» DATA TO USE:
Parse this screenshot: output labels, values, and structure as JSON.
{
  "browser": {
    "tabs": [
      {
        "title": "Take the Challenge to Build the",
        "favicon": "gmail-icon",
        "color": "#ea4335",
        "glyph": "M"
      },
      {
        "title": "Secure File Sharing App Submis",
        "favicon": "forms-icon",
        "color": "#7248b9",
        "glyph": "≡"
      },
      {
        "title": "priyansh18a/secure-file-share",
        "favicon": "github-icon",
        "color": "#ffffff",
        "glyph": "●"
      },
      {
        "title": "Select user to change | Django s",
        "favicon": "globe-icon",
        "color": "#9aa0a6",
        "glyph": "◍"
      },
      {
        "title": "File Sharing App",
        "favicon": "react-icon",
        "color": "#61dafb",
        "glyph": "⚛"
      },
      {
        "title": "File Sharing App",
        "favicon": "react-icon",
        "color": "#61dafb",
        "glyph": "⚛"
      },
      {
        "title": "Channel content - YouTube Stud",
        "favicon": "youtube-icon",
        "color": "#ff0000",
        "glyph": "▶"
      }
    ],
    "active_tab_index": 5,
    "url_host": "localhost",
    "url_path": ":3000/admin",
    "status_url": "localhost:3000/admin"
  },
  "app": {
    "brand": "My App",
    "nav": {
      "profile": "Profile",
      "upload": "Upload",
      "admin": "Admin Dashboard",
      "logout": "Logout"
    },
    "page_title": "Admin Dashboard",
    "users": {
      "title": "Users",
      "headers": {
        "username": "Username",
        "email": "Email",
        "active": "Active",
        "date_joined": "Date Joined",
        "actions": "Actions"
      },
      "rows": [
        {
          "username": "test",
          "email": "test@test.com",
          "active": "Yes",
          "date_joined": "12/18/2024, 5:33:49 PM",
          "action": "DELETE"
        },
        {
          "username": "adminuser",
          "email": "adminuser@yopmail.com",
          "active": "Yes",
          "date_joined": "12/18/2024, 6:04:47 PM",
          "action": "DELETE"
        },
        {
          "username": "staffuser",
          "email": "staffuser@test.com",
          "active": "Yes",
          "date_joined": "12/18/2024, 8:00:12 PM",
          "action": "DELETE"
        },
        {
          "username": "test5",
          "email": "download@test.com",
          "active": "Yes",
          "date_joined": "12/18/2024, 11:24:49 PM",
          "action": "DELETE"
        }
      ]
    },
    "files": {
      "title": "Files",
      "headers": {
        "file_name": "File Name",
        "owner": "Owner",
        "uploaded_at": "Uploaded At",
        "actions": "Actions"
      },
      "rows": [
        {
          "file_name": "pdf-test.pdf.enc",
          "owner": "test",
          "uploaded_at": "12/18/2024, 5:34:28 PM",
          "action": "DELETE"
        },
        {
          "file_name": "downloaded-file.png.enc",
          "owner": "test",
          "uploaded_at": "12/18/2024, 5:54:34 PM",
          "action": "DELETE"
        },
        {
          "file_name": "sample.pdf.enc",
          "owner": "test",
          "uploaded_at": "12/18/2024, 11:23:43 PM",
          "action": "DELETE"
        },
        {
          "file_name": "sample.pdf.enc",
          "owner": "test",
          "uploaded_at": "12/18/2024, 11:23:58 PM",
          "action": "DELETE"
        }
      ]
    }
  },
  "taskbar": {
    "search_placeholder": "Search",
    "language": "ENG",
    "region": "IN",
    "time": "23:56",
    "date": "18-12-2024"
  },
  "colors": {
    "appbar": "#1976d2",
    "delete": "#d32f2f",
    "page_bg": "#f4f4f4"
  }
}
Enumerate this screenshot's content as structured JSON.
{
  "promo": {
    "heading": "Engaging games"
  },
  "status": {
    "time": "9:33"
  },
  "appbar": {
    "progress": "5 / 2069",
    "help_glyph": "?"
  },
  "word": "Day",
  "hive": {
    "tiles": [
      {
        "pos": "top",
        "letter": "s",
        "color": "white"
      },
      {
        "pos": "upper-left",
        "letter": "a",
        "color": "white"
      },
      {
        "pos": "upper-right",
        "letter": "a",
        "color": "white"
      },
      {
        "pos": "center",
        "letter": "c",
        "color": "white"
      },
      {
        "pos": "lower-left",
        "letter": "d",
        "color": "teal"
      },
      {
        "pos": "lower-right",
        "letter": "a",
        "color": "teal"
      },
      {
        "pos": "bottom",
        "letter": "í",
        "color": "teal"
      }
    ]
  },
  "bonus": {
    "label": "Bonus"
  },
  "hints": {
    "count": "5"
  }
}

» REQUIREMENT: Pick each line holding the word "screenshot" out of the data and copy it.

» EXERCISE OUTPUT:
Parse this screenshot: output labels, values, and structure as JSON.
Enumerate this screenshot's content as structured JSON.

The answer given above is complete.